• Do this: List all lines of the data containing the word "JSON".

Source data:
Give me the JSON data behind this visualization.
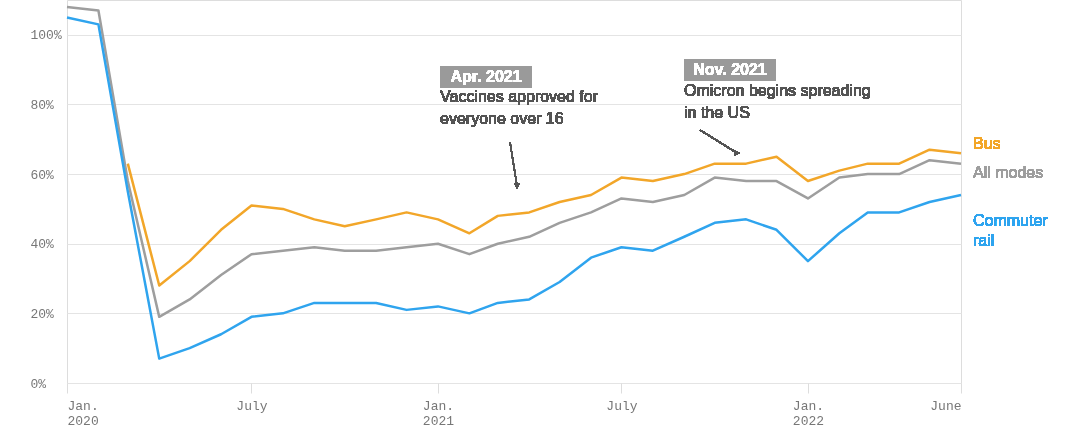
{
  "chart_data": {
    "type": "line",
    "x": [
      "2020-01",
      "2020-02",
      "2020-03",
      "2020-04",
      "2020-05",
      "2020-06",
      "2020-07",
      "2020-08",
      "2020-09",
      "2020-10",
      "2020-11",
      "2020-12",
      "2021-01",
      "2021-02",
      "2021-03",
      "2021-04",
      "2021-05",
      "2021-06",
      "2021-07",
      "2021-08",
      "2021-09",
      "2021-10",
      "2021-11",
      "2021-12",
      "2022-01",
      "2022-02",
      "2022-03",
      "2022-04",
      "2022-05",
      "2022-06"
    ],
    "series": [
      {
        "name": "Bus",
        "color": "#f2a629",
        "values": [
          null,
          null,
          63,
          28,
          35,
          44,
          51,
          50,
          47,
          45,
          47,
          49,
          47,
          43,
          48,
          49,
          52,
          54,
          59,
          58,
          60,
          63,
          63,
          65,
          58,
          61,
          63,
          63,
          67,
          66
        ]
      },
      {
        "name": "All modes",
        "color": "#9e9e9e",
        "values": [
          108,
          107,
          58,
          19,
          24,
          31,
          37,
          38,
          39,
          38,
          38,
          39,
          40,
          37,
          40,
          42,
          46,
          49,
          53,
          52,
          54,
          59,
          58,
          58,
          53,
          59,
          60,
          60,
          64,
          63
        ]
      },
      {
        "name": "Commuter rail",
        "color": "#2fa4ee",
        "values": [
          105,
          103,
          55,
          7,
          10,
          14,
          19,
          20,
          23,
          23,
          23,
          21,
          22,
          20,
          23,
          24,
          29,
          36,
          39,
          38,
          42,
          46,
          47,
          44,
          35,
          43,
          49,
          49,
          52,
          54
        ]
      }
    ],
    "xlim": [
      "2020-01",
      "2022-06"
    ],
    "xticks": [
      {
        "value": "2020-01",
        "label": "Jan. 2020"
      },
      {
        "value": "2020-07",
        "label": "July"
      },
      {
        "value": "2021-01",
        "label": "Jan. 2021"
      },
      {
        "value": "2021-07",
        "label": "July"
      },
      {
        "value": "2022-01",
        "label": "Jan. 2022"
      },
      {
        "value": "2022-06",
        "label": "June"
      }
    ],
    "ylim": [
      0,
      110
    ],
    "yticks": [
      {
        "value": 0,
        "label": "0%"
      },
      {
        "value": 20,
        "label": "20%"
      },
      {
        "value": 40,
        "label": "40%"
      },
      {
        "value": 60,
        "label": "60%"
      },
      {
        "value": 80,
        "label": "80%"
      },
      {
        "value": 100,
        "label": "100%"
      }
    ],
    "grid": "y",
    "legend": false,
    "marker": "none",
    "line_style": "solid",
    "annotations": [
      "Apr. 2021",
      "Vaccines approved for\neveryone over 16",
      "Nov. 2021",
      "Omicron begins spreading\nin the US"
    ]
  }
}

--

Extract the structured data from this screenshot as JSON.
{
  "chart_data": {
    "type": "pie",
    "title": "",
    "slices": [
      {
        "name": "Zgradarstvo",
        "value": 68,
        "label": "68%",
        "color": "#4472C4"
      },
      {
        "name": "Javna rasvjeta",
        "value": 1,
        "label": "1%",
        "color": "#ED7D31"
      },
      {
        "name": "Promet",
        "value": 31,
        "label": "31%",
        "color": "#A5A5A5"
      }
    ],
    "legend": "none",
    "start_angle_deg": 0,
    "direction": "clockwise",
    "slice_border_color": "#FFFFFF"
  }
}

• Result:
Give me the JSON data behind this visualization.
Extract the structured data from this screenshot as JSON.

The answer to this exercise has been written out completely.